>> BEGIN
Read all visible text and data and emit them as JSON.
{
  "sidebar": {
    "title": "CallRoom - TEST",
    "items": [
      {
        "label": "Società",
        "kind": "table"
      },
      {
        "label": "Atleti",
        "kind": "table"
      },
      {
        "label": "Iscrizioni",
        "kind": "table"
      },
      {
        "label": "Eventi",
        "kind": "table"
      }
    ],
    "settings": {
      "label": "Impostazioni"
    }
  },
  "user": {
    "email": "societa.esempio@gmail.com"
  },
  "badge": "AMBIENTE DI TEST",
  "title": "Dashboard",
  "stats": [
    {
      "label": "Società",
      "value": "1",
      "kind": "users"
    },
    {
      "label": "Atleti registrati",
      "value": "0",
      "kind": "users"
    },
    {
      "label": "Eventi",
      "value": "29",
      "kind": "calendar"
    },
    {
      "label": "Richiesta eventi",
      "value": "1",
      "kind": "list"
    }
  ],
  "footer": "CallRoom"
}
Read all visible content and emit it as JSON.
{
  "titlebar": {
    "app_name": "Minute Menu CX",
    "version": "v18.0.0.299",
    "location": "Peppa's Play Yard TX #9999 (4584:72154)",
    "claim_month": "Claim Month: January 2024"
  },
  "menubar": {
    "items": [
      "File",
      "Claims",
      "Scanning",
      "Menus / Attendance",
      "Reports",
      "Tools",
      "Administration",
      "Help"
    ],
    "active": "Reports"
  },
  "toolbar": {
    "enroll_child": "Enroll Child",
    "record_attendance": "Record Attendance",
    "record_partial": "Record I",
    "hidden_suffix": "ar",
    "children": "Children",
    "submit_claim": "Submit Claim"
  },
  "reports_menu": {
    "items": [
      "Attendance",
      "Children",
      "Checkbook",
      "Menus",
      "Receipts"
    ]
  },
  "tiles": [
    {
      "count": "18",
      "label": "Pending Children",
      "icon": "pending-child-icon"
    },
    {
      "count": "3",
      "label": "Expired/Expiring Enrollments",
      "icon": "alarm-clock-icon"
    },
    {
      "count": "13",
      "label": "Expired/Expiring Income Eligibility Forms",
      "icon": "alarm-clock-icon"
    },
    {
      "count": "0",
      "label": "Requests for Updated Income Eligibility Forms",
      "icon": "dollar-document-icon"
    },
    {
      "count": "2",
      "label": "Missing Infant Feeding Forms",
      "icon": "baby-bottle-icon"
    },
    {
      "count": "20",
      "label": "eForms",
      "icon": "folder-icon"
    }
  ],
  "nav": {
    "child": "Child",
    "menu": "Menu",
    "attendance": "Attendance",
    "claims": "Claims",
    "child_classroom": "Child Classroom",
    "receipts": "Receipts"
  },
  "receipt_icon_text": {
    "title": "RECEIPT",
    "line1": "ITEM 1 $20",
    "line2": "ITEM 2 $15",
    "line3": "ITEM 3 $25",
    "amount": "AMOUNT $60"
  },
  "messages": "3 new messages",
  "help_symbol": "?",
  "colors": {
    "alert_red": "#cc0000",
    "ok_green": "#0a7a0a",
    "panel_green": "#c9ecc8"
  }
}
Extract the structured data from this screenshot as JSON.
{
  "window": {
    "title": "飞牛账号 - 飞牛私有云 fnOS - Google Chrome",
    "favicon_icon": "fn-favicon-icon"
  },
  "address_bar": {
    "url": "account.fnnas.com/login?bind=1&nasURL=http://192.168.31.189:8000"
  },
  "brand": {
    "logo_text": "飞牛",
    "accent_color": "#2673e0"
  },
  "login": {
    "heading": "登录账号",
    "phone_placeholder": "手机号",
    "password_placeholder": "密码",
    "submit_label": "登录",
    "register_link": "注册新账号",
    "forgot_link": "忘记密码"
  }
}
>> END
Copy all of the material word for word.

● **Finished task**:
Read all visible text and data and emit them as JSON.
{
  "sidebar": {
    "title": "CallRoom - TEST",
    "items": [
      {
        "label": "Società",
        "kind": "table"
      },
      {
        "label": "Atleti",
        "kind": "table"
      },
      {
        "label": "Iscrizioni",
        "kind": "table"
      },
      {
        "label": "Eventi",
        "kind": "table"
      }
    ],
    "settings": {
      "label": "Impostazioni"
    }
  },
  "user": {
    "email": "societa.esempio@gmail.com"
  },
  "badge": "AMBIENTE DI TEST",
  "title": "Dashboard",
  "stats": [
    {
      "label": "Società",
      "value": "1",
      "kind": "users"
    },
    {
      "label": "Atleti registrati",
      "value": "0",
      "kind": "users"
    },
    {
      "label": "Eventi",
      "value": "29",
      "kind": "calendar"
    },
    {
      "label": "Richiesta eventi",
      "value": "1",
      "kind": "list"
    }
  ],
  "footer": "CallRoom"
}
Read all visible content and emit it as JSON.
{
  "titlebar": {
    "app_name": "Minute Menu CX",
    "version": "v18.0.0.299",
    "location": "Peppa's Play Yard TX #9999 (4584:72154)",
    "claim_month": "Claim Month: January 2024"
  },
  "menubar": {
    "items": [
      "File",
      "Claims",
      "Scanning",
      "Menus / Attendance",
      "Reports",
      "Tools",
      "Administration",
      "Help"
    ],
    "active": "Reports"
  },
  "toolbar": {
    "enroll_child": "Enroll Child",
    "record_attendance": "Record Attendance",
    "record_partial": "Record I",
    "hidden_suffix": "ar",
    "children": "Children",
    "submit_claim": "Submit Claim"
  },
  "reports_menu": {
    "items": [
      "Attendance",
      "Children",
      "Checkbook",
      "Menus",
      "Receipts"
    ]
  },
  "tiles": [
    {
      "count": "18",
      "label": "Pending Children",
      "icon": "pending-child-icon"
    },
    {
      "count": "3",
      "label": "Expired/Expiring Enrollments",
      "icon": "alarm-clock-icon"
    },
    {
      "count": "13",
      "label": "Expired/Expiring Income Eligibility Forms",
      "icon": "alarm-clock-icon"
    },
    {
      "count": "0",
      "label": "Requests for Updated Income Eligibility Forms",
      "icon": "dollar-document-icon"
    },
    {
      "count": "2",
      "label": "Missing Infant Feeding Forms",
      "icon": "baby-bottle-icon"
    },
    {
      "count": "20",
      "label": "eForms",
      "icon": "folder-icon"
    }
  ],
  "nav": {
    "child": "Child",
    "menu": "Menu",
    "attendance": "Attendance",
    "claims": "Claims",
    "child_classroom": "Child Classroom",
    "receipts": "Receipts"
  },
  "receipt_icon_text": {
    "title": "RECEIPT",
    "line1": "ITEM 1 $20",
    "line2": "ITEM 2 $15",
    "line3": "ITEM 3 $25",
    "amount": "AMOUNT $60"
  },
  "messages": "3 new messages",
  "help_symbol": "?",
  "colors": {
    "alert_red": "#cc0000",
    "ok_green": "#0a7a0a",
    "panel_green": "#c9ecc8"
  }
}
Extract the structured data from this screenshot as JSON.
{
  "window": {
    "title": "飞牛账号 - 飞牛私有云 fnOS - Google Chrome",
    "favicon_icon": "fn-favicon-icon"
  },
  "address_bar": {
    "url": "account.fnnas.com/login?bind=1&nasURL=http://192.168.31.189:8000"
  },
  "brand": {
    "logo_text": "飞牛",
    "accent_color": "#2673e0"
  },
  "login": {
    "heading": "登录账号",
    "phone_placeholder": "手机号",
    "password_placeholder": "密码",
    "submit_label": "登录",
    "register_link": "注册新账号",
    "forgot_link": "忘记密码"
  }
}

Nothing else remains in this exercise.